INFORMATION PROVIDED:
>> START
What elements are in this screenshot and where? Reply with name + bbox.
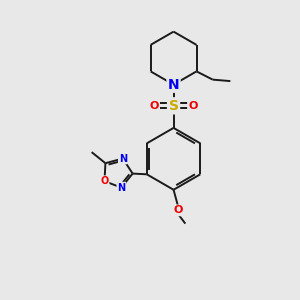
Text: S: S: [169, 99, 178, 113]
Text: N: N: [168, 78, 179, 92]
Text: O: O: [100, 176, 109, 186]
Text: O: O: [188, 101, 197, 111]
Text: N: N: [117, 183, 125, 193]
Text: N: N: [119, 154, 127, 164]
Text: O: O: [150, 101, 159, 111]
Text: N: N: [168, 78, 179, 92]
Text: O: O: [173, 206, 183, 215]
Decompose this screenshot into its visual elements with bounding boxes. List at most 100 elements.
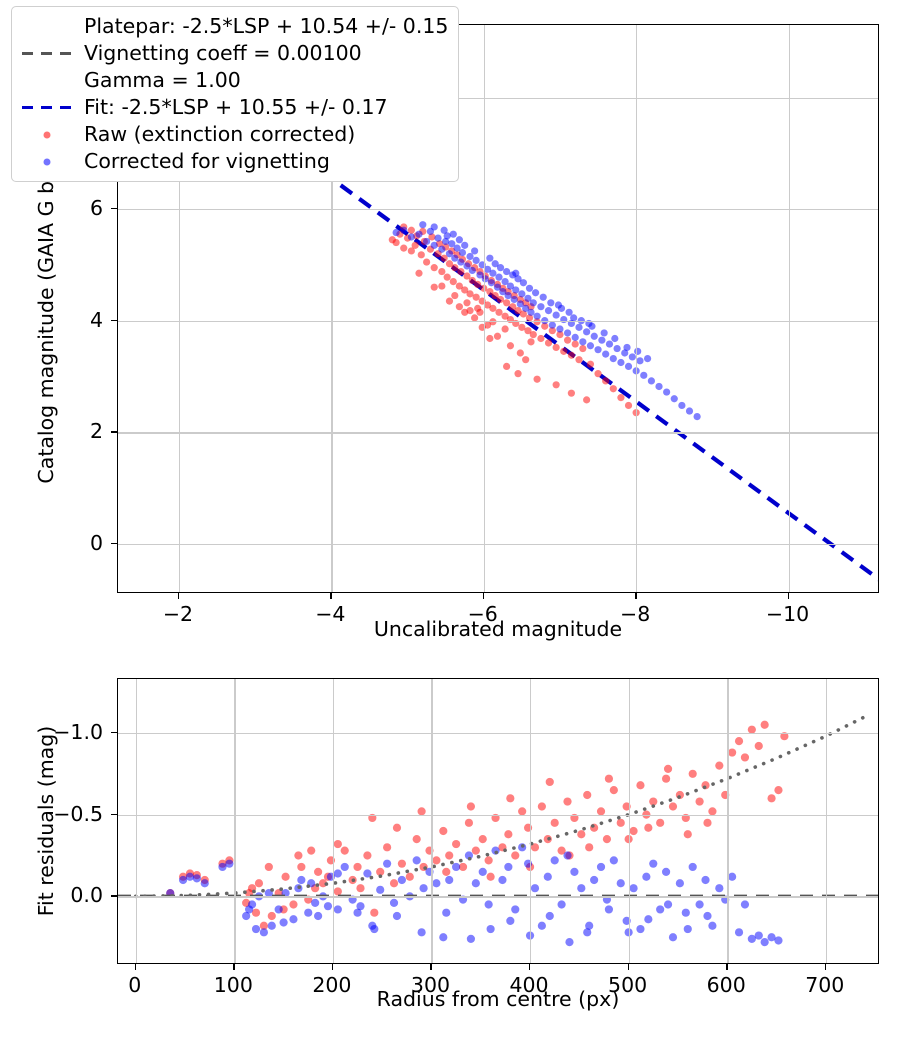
>> END
WHAT IS NEEDED:
Please put every line of the records above into a Markdown table with the columns Row and Record line, numbering the rows in order. Leave out blank lines and the pictures.

SOLUTION TO THIS EXERCISE:
| Row | Record line |
|---|---|
| 1 | What elements are in this screenshot and where? Reply with name + bbox. |
| 2 | Text: S: S: [169, 99, 178, 113] |
| 3 | Text: N: N: [168, 78, 179, 92] |
| 4 | Text: O: O: [100, 176, 109, 186] |
| 5 | Text: O: O: [188, 101, 197, 111] |
| 6 | Text: N: N: [117, 183, 125, 193] |
| 7 | Text: N: N: [119, 154, 127, 164] |
| 8 | Text: O: O: [150, 101, 159, 111] |
| 9 | Text: N: N: [168, 78, 179, 92] |
| 10 | Text: O: O: [173, 206, 183, 215] |
| 11 | Decompose this screenshot into its visual elements with bounding boxes. List at most 100 elements. |